### TASK DIRECTIONS
In the entries below, count the lines holding "JSON". Reply with the number only.

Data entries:
┌────────

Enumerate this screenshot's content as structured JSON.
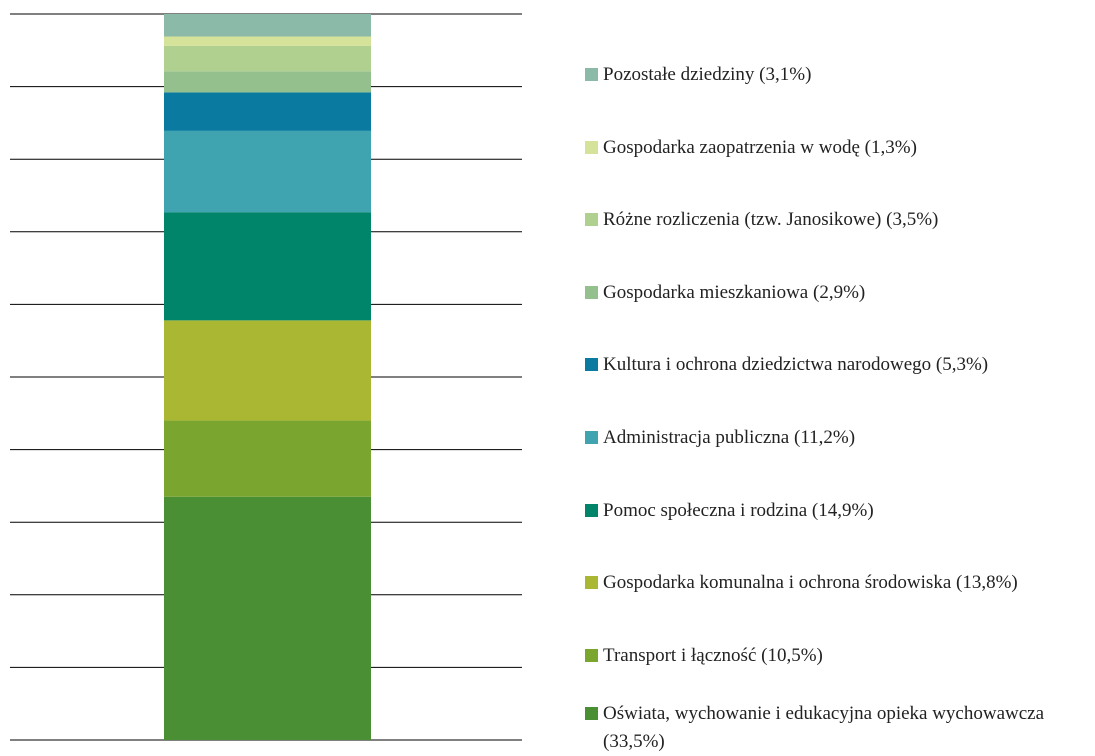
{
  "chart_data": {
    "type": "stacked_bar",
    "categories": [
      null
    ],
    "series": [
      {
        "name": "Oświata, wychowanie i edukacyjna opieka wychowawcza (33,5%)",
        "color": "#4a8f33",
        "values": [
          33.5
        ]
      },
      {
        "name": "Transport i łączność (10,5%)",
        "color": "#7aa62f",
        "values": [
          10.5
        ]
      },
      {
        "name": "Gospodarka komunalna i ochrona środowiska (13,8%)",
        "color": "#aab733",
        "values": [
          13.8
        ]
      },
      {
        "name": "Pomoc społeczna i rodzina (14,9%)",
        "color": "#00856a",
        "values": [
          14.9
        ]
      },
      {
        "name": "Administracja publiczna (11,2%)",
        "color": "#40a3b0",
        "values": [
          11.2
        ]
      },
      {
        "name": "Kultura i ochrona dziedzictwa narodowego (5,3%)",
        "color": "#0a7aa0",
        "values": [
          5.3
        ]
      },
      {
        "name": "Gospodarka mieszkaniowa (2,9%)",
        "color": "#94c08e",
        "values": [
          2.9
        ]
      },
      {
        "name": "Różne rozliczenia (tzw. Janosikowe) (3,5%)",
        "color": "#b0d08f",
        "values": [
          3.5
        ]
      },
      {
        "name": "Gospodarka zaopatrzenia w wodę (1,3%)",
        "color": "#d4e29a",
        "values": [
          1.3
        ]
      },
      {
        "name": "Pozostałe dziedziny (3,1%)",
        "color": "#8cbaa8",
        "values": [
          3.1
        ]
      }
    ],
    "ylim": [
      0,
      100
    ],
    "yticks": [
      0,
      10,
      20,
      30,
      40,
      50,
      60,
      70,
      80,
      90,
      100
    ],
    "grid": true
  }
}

└────────
┌────────

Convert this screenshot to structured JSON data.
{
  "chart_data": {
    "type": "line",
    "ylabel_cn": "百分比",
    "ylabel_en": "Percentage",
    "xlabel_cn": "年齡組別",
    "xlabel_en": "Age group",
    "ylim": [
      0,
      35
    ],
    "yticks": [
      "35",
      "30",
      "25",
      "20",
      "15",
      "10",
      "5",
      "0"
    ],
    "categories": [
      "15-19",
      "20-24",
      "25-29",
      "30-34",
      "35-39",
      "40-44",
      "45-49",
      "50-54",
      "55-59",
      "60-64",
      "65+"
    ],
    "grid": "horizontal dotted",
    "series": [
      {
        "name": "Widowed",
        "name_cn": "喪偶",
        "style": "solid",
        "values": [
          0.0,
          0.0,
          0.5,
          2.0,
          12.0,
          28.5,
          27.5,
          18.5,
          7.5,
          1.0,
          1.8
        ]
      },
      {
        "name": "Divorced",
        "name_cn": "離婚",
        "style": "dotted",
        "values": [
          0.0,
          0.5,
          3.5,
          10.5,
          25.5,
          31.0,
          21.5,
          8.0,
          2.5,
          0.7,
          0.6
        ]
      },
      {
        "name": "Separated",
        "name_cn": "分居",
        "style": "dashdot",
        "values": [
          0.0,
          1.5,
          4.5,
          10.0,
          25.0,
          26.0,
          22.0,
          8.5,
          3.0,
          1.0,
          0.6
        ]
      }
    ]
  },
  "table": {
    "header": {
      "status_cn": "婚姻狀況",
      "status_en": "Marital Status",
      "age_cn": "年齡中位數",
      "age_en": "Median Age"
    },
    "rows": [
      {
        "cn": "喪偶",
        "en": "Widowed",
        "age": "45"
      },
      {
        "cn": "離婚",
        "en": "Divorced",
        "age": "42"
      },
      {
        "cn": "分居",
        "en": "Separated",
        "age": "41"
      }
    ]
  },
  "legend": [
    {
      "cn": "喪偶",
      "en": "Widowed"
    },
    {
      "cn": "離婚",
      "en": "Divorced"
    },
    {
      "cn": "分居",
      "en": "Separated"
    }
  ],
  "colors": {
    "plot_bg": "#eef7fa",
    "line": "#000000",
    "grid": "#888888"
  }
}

└────────

### RESPONSE TO THE TASK
2